PROBLEM REQUIREMENTS: Select the lines that contain "content" and copy each of them.

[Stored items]

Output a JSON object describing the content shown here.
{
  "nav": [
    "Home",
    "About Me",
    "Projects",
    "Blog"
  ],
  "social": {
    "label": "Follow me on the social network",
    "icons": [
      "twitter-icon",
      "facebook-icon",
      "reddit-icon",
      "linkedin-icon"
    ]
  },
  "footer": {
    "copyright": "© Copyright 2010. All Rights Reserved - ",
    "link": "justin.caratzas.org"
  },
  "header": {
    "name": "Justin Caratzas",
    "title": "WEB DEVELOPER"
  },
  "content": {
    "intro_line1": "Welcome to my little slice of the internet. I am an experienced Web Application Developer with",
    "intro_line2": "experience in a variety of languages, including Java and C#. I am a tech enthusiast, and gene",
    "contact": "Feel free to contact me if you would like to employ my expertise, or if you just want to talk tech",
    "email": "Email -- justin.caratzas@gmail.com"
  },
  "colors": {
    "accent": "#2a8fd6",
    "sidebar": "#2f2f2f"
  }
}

CORRECT RESULT:
Output a JSON object describing the content shown here.
  "content": {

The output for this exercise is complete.